## Goal
Write out every single entry exactly.

## Entries provided

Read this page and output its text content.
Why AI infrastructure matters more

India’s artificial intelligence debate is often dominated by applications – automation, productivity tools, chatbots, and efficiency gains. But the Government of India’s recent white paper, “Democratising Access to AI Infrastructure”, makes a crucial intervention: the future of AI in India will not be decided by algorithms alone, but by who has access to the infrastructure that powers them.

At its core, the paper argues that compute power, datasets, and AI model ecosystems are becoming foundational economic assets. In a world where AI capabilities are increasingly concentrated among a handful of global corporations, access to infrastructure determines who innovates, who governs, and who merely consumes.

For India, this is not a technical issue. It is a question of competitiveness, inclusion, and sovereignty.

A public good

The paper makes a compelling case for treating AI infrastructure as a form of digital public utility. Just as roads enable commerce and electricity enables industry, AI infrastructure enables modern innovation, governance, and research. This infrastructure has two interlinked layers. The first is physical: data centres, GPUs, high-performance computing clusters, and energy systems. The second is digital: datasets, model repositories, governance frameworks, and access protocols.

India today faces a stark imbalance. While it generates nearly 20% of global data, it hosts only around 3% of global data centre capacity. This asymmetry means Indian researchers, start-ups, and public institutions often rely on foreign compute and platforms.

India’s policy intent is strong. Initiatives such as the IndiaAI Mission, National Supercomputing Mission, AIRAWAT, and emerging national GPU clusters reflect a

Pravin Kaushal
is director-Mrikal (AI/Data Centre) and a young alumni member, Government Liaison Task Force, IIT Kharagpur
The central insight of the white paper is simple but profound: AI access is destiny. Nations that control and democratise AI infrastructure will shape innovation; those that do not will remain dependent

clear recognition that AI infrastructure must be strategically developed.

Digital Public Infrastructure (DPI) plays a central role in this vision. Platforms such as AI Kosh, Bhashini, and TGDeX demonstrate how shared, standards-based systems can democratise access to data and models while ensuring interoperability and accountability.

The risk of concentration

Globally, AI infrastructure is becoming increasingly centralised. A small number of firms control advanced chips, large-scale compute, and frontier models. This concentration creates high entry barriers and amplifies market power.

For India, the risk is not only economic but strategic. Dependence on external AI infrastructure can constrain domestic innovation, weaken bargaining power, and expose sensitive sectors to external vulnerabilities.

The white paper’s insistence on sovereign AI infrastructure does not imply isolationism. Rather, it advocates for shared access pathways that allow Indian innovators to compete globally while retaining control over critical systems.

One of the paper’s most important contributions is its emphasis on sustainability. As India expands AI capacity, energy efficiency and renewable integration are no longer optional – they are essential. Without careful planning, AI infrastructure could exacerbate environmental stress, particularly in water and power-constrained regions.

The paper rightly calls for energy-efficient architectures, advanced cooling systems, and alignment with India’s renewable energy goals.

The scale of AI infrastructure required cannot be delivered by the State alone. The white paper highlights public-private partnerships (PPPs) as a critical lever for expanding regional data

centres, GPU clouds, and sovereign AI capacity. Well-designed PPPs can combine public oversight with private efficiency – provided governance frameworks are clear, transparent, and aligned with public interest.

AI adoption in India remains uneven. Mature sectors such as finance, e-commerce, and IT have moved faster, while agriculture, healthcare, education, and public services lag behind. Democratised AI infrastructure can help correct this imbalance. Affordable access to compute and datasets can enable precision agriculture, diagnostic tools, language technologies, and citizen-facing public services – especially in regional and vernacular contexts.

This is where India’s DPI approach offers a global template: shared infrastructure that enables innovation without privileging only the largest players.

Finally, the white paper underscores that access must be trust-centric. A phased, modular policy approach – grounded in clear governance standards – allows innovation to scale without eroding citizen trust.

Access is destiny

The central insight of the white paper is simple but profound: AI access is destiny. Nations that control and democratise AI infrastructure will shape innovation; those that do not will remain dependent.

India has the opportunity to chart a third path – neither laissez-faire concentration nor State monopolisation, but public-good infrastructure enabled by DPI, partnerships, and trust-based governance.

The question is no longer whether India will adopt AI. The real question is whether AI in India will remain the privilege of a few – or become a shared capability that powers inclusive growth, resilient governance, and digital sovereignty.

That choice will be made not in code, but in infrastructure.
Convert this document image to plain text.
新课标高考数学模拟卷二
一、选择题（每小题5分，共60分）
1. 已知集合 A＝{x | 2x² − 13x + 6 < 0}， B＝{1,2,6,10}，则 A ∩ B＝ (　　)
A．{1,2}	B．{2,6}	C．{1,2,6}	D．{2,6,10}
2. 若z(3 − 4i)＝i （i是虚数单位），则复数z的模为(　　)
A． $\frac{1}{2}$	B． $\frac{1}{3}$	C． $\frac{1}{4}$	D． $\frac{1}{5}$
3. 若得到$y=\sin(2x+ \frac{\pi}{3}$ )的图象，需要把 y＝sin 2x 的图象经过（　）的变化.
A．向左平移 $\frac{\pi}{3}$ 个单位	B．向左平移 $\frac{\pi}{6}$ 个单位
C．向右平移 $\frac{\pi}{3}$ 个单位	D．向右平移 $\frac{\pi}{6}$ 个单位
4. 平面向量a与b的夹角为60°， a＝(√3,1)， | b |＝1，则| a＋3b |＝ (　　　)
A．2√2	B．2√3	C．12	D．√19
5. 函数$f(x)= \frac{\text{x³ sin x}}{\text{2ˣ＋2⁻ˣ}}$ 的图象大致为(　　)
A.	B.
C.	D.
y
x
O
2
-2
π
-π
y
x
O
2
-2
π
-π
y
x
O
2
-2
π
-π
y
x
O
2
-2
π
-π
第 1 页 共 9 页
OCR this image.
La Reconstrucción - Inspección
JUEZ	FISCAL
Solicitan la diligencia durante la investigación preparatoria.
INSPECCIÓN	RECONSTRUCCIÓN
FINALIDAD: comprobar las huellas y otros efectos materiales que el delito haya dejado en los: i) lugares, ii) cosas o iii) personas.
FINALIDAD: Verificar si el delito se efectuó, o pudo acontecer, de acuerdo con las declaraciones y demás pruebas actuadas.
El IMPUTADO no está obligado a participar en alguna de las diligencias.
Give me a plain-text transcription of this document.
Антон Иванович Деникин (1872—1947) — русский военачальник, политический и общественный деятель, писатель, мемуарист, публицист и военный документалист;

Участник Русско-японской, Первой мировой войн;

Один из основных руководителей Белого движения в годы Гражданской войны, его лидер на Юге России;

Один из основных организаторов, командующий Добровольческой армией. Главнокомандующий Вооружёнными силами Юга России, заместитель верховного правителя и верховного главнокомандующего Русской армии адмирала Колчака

## Answer to this problem
Read this page and output its text content.
Why AI infrastructure matters more

India’s artificial intelligence debate is often dominated by applications – automation, productivity tools, chatbots, and efficiency gains. But the Government of India’s recent white paper, “Democratising Access to AI Infrastructure”, makes a crucial intervention: the future of AI in India will not be decided by algorithms alone, but by who has access to the infrastructure that powers them.

At its core, the paper argues that compute power, datasets, and AI model ecosystems are becoming foundational economic assets. In a world where AI capabilities are increasingly concentrated among a handful of global corporations, access to infrastructure determines who innovates, who governs, and who merely consumes.

For India, this is not a technical issue. It is a question of competitiveness, inclusion, and sovereignty.

A public good

The paper makes a compelling case for treating AI infrastructure as a form of digital public utility. Just as roads enable commerce and electricity enables industry, AI infrastructure enables modern innovation, governance, and research. This infrastructure has two interlinked layers. The first is physical: data centres, GPUs, high-performance computing clusters, and energy systems. The second is digital: datasets, model repositories, governance frameworks, and access protocols.

India today faces a stark imbalance. While it generates nearly 20% of global data, it hosts only around 3% of global data centre capacity. This asymmetry means Indian researchers, start-ups, and public institutions often rely on foreign compute and platforms.

India’s policy intent is strong. Initiatives such as the IndiaAI Mission, National Supercomputing Mission, AIRAWAT, and emerging national GPU clusters reflect a

Pravin Kaushal
is director-Mrikal (AI/Data Centre) and a young alumni member, Government Liaison Task Force, IIT Kharagpur
The central insight of the white paper is simple but profound: AI access is destiny. Nations that control and democratise AI infrastructure will shape innovation; those that do not will remain dependent

clear recognition that AI infrastructure must be strategically developed.

Digital Public Infrastructure (DPI) plays a central role in this vision. Platforms such as AI Kosh, Bhashini, and TGDeX demonstrate how shared, standards-based systems can democratise access to data and models while ensuring interoperability and accountability.

The risk of concentration

Globally, AI infrastructure is becoming increasingly centralised. A small number of firms control advanced chips, large-scale compute, and frontier models. This concentration creates high entry barriers and amplifies market power.

For India, the risk is not only economic but strategic. Dependence on external AI infrastructure can constrain domestic innovation, weaken bargaining power, and expose sensitive sectors to external vulnerabilities.

The white paper’s insistence on sovereign AI infrastructure does not imply isolationism. Rather, it advocates for shared access pathways that allow Indian innovators to compete globally while retaining control over critical systems.

One of the paper’s most important contributions is its emphasis on sustainability. As India expands AI capacity, energy efficiency and renewable integration are no longer optional – they are essential. Without careful planning, AI infrastructure could exacerbate environmental stress, particularly in water and power-constrained regions.

The paper rightly calls for energy-efficient architectures, advanced cooling systems, and alignment with India’s renewable energy goals.

The scale of AI infrastructure required cannot be delivered by the State alone. The white paper highlights public-private partnerships (PPPs) as a critical lever for expanding regional data

centres, GPU clouds, and sovereign AI capacity. Well-designed PPPs can combine public oversight with private efficiency – provided governance frameworks are clear, transparent, and aligned with public interest.

AI adoption in India remains uneven. Mature sectors such as finance, e-commerce, and IT have moved faster, while agriculture, healthcare, education, and public services lag behind. Democratised AI infrastructure can help correct this imbalance. Affordable access to compute and datasets can enable precision agriculture, diagnostic tools, language technologies, and citizen-facing public services – especially in regional and vernacular contexts.

This is where India’s DPI approach offers a global template: shared infrastructure that enables innovation without privileging only the largest players.

Finally, the white paper underscores that access must be trust-centric. A phased, modular policy approach – grounded in clear governance standards – allows innovation to scale without eroding citizen trust.

Access is destiny

The central insight of the white paper is simple but profound: AI access is destiny. Nations that control and democratise AI infrastructure will shape innovation; those that do not will remain dependent.

India has the opportunity to chart a third path – neither laissez-faire concentration nor State monopolisation, but public-good infrastructure enabled by DPI, partnerships, and trust-based governance.

The question is no longer whether India will adopt AI. The real question is whether AI in India will remain the privilege of a few – or become a shared capability that powers inclusive growth, resilient governance, and digital sovereignty.

That choice will be made not in code, but in infrastructure.
Convert this document image to plain text.
新课标高考数学模拟卷二
一、选择题（每小题5分，共60分）
1. 已知集合 A＝{x | 2x² − 13x + 6 < 0}， B＝{1,2,6,10}，则 A ∩ B＝ (　　)
A．{1,2}	B．{2,6}	C．{1,2,6}	D．{2,6,10}
2. 若z(3 − 4i)＝i （i是虚数单位），则复数z的模为(　　)
A． $\frac{1}{2}$	B． $\frac{1}{3}$	C． $\frac{1}{4}$	D． $\frac{1}{5}$
3. 若得到$y=\sin(2x+ \frac{\pi}{3}$ )的图象，需要把 y＝sin 2x 的图象经过（　）的变化.
A．向左平移 $\frac{\pi}{3}$ 个单位	B．向左平移 $\frac{\pi}{6}$ 个单位
C．向右平移 $\frac{\pi}{3}$ 个单位	D．向右平移 $\frac{\pi}{6}$ 个单位
4. 平面向量a与b的夹角为60°， a＝(√3,1)， | b |＝1，则| a＋3b |＝ (　　　)
A．2√2	B．2√3	C．12	D．√19
5. 函数$f(x)= \frac{\text{x³ sin x}}{\text{2ˣ＋2⁻ˣ}}$ 的图象大致为(　　)
A.	B.
C.	D.
y
x
O
2
-2
π
-π
y
x
O
2
-2
π
-π
y
x
O
2
-2
π
-π
y
x
O
2
-2
π
-π
第 1 页 共 9 页
OCR this image.
La Reconstrucción - Inspección
JUEZ	FISCAL
Solicitan la diligencia durante la investigación preparatoria.
INSPECCIÓN	RECONSTRUCCIÓN
FINALIDAD: comprobar las huellas y otros efectos materiales que el delito haya dejado en los: i) lugares, ii) cosas o iii) personas.
FINALIDAD: Verificar si el delito se efectuó, o pudo acontecer, de acuerdo con las declaraciones y demás pruebas actuadas.
El IMPUTADO no está obligado a participar en alguna de las diligencias.
Give me a plain-text transcription of this document.
Антон Иванович Деникин (1872—1947) — русский военачальник, политический и общественный деятель, писатель, мемуарист, публицист и военный документалист;

Участник Русско-японской, Первой мировой войн;

Один из основных руководителей Белого движения в годы Гражданской войны, его лидер на Юге России;

Один из основных организаторов, командующий Добровольческой армией. Главнокомандующий Вооружёнными силами Юга России, заместитель верховного правителя и верховного главнокомандующего Русской армии адмирала Колчака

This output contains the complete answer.